● WHAT YOU NEED TO DO: Only the lines from the one containing "Read this page and output its text content." through the final line of the material below should be output, exactly as they stand.

Recorded data
------------------------------

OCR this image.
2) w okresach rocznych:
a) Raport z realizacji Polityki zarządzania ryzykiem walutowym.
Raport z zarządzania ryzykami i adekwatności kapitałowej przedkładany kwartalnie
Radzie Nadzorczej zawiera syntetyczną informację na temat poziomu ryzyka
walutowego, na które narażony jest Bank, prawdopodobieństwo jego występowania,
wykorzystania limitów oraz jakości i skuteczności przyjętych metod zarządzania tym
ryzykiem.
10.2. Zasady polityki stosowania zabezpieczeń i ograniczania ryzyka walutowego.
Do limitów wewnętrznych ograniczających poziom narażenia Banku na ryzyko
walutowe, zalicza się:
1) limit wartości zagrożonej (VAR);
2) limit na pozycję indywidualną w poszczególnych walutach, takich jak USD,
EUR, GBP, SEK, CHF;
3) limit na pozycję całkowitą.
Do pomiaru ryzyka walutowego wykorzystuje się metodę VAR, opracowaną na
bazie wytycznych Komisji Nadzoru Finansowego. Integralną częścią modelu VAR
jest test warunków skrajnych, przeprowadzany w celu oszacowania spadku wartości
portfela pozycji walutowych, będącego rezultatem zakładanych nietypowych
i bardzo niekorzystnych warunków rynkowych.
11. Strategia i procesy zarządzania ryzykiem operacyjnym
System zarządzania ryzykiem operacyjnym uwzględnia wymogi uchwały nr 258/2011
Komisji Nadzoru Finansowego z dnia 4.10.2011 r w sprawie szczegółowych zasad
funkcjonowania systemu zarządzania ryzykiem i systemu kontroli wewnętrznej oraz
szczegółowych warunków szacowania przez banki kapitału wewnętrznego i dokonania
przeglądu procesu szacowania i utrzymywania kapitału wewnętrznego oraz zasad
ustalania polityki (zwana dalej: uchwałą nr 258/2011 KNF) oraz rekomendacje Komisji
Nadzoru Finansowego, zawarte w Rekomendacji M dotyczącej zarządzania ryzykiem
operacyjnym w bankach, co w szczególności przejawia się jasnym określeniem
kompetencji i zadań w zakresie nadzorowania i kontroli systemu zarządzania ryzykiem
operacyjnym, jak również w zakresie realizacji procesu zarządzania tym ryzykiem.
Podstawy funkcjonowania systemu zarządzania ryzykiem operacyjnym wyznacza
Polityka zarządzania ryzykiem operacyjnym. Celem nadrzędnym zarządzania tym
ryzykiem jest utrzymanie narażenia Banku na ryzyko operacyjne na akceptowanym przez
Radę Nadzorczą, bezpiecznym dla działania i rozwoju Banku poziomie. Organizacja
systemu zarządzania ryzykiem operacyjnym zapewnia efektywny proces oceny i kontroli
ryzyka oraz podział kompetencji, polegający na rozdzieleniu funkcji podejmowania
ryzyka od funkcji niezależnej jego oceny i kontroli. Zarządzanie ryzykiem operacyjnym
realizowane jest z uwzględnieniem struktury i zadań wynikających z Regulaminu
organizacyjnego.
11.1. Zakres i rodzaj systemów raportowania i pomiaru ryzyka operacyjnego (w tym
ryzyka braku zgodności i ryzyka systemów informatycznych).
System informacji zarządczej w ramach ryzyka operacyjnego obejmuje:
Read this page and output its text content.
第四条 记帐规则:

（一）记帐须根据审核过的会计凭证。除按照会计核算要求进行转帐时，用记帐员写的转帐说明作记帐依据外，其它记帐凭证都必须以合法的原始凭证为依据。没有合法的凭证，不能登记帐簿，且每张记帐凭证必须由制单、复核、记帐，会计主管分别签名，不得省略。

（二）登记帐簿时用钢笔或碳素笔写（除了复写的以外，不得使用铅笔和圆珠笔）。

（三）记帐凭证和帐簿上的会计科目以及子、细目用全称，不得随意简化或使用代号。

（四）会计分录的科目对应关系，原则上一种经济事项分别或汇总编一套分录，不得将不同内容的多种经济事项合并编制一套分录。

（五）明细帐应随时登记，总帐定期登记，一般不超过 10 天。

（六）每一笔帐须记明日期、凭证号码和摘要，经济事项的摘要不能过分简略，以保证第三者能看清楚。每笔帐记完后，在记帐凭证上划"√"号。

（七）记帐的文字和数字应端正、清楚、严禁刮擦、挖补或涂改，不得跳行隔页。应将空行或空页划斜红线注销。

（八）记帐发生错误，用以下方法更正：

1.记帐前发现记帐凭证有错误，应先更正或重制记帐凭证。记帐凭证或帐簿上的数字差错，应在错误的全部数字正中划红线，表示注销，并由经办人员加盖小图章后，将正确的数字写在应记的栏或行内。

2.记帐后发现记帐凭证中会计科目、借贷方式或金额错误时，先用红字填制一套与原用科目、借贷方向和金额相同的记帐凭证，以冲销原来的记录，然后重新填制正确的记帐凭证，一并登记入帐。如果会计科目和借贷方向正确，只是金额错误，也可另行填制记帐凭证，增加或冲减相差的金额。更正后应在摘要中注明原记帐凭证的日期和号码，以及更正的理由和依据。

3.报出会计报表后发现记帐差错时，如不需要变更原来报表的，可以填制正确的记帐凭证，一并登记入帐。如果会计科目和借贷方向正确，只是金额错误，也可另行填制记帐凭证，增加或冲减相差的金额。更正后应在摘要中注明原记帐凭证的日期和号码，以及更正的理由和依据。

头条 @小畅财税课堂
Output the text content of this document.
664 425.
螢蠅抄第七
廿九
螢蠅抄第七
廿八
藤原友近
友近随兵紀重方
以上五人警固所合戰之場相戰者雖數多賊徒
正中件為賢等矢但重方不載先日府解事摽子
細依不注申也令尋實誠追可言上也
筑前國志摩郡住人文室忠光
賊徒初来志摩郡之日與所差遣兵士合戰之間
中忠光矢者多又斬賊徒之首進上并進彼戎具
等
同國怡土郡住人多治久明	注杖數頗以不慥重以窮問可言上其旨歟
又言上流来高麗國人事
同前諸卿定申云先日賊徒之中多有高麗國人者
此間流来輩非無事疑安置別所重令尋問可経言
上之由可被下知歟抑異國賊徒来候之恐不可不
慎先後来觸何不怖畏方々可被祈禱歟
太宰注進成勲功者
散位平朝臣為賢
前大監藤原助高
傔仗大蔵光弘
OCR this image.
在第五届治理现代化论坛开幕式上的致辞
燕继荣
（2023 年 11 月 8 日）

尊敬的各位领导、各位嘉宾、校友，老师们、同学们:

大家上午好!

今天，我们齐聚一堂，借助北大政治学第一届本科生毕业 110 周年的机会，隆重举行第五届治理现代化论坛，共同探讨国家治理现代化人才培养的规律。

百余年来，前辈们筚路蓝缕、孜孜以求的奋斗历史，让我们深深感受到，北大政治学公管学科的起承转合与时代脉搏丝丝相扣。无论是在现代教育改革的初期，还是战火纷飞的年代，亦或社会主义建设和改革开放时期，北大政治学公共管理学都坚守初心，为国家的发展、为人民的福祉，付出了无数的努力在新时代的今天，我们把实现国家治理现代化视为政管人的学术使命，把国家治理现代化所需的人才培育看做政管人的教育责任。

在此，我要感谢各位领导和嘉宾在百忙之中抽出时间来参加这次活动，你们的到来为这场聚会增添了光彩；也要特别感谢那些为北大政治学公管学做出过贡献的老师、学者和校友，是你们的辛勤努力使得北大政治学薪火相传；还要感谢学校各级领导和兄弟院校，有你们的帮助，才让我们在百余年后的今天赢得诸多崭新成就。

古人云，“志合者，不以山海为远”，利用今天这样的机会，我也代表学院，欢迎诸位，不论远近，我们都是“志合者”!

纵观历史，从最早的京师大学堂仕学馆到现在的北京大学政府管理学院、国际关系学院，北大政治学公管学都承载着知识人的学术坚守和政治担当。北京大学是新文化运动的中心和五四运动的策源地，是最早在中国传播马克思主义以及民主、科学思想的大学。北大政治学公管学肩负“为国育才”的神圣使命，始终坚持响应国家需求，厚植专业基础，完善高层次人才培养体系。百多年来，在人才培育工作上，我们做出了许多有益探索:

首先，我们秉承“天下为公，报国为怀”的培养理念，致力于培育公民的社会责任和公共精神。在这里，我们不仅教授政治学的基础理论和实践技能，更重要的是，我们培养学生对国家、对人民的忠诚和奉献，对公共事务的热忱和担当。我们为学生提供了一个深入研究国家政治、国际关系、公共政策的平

------------------------------

● RESPONSE TO THIS EXERCISE:
Read this page and output its text content.
第四条 记帐规则:

（一）记帐须根据审核过的会计凭证。除按照会计核算要求进行转帐时，用记帐员写的转帐说明作记帐依据外，其它记帐凭证都必须以合法的原始凭证为依据。没有合法的凭证，不能登记帐簿，且每张记帐凭证必须由制单、复核、记帐，会计主管分别签名，不得省略。

（二）登记帐簿时用钢笔或碳素笔写（除了复写的以外，不得使用铅笔和圆珠笔）。

（三）记帐凭证和帐簿上的会计科目以及子、细目用全称，不得随意简化或使用代号。

（四）会计分录的科目对应关系，原则上一种经济事项分别或汇总编一套分录，不得将不同内容的多种经济事项合并编制一套分录。

（五）明细帐应随时登记，总帐定期登记，一般不超过 10 天。

（六）每一笔帐须记明日期、凭证号码和摘要，经济事项的摘要不能过分简略，以保证第三者能看清楚。每笔帐记完后，在记帐凭证上划"√"号。

（七）记帐的文字和数字应端正、清楚、严禁刮擦、挖补或涂改，不得跳行隔页。应将空行或空页划斜红线注销。

（八）记帐发生错误，用以下方法更正：

1.记帐前发现记帐凭证有错误，应先更正或重制记帐凭证。记帐凭证或帐簿上的数字差错，应在错误的全部数字正中划红线，表示注销，并由经办人员加盖小图章后，将正确的数字写在应记的栏或行内。

2.记帐后发现记帐凭证中会计科目、借贷方式或金额错误时，先用红字填制一套与原用科目、借贷方向和金额相同的记帐凭证，以冲销原来的记录，然后重新填制正确的记帐凭证，一并登记入帐。如果会计科目和借贷方向正确，只是金额错误，也可另行填制记帐凭证，增加或冲减相差的金额。更正后应在摘要中注明原记帐凭证的日期和号码，以及更正的理由和依据。

3.报出会计报表后发现记帐差错时，如不需要变更原来报表的，可以填制正确的记帐凭证，一并登记入帐。如果会计科目和借贷方向正确，只是金额错误，也可另行填制记帐凭证，增加或冲减相差的金额。更正后应在摘要中注明原记帐凭证的日期和号码，以及更正的理由和依据。

头条 @小畅财税课堂
Output the text content of this document.
664 425.
螢蠅抄第七
廿九
螢蠅抄第七
廿八
藤原友近
友近随兵紀重方
以上五人警固所合戰之場相戰者雖數多賊徒
正中件為賢等矢但重方不載先日府解事摽子
細依不注申也令尋實誠追可言上也
筑前國志摩郡住人文室忠光
賊徒初来志摩郡之日與所差遣兵士合戰之間
中忠光矢者多又斬賊徒之首進上并進彼戎具
等
同國怡土郡住人多治久明	注杖數頗以不慥重以窮問可言上其旨歟
又言上流来高麗國人事
同前諸卿定申云先日賊徒之中多有高麗國人者
此間流来輩非無事疑安置別所重令尋問可経言
上之由可被下知歟抑異國賊徒来候之恐不可不
慎先後来觸何不怖畏方々可被祈禱歟
太宰注進成勲功者
散位平朝臣為賢
前大監藤原助高
傔仗大蔵光弘
OCR this image.
在第五届治理现代化论坛开幕式上的致辞
燕继荣
（2023 年 11 月 8 日）

尊敬的各位领导、各位嘉宾、校友，老师们、同学们:

大家上午好!

今天，我们齐聚一堂，借助北大政治学第一届本科生毕业 110 周年的机会，隆重举行第五届治理现代化论坛，共同探讨国家治理现代化人才培养的规律。

百余年来，前辈们筚路蓝缕、孜孜以求的奋斗历史，让我们深深感受到，北大政治学公管学科的起承转合与时代脉搏丝丝相扣。无论是在现代教育改革的初期，还是战火纷飞的年代，亦或社会主义建设和改革开放时期，北大政治学公共管理学都坚守初心，为国家的发展、为人民的福祉，付出了无数的努力在新时代的今天，我们把实现国家治理现代化视为政管人的学术使命，把国家治理现代化所需的人才培育看做政管人的教育责任。

在此，我要感谢各位领导和嘉宾在百忙之中抽出时间来参加这次活动，你们的到来为这场聚会增添了光彩；也要特别感谢那些为北大政治学公管学做出过贡献的老师、学者和校友，是你们的辛勤努力使得北大政治学薪火相传；还要感谢学校各级领导和兄弟院校，有你们的帮助，才让我们在百余年后的今天赢得诸多崭新成就。

古人云，“志合者，不以山海为远”，利用今天这样的机会，我也代表学院，欢迎诸位，不论远近，我们都是“志合者”!

纵观历史，从最早的京师大学堂仕学馆到现在的北京大学政府管理学院、国际关系学院，北大政治学公管学都承载着知识人的学术坚守和政治担当。北京大学是新文化运动的中心和五四运动的策源地，是最早在中国传播马克思主义以及民主、科学思想的大学。北大政治学公管学肩负“为国育才”的神圣使命，始终坚持响应国家需求，厚植专业基础，完善高层次人才培养体系。百多年来，在人才培育工作上，我们做出了许多有益探索:

首先，我们秉承“天下为公，报国为怀”的培养理念，致力于培育公民的社会责任和公共精神。在这里，我们不仅教授政治学的基础理论和实践技能，更重要的是，我们培养学生对国家、对人民的忠诚和奉献，对公共事务的热忱和担当。我们为学生提供了一个深入研究国家政治、国际关系、公共政策的平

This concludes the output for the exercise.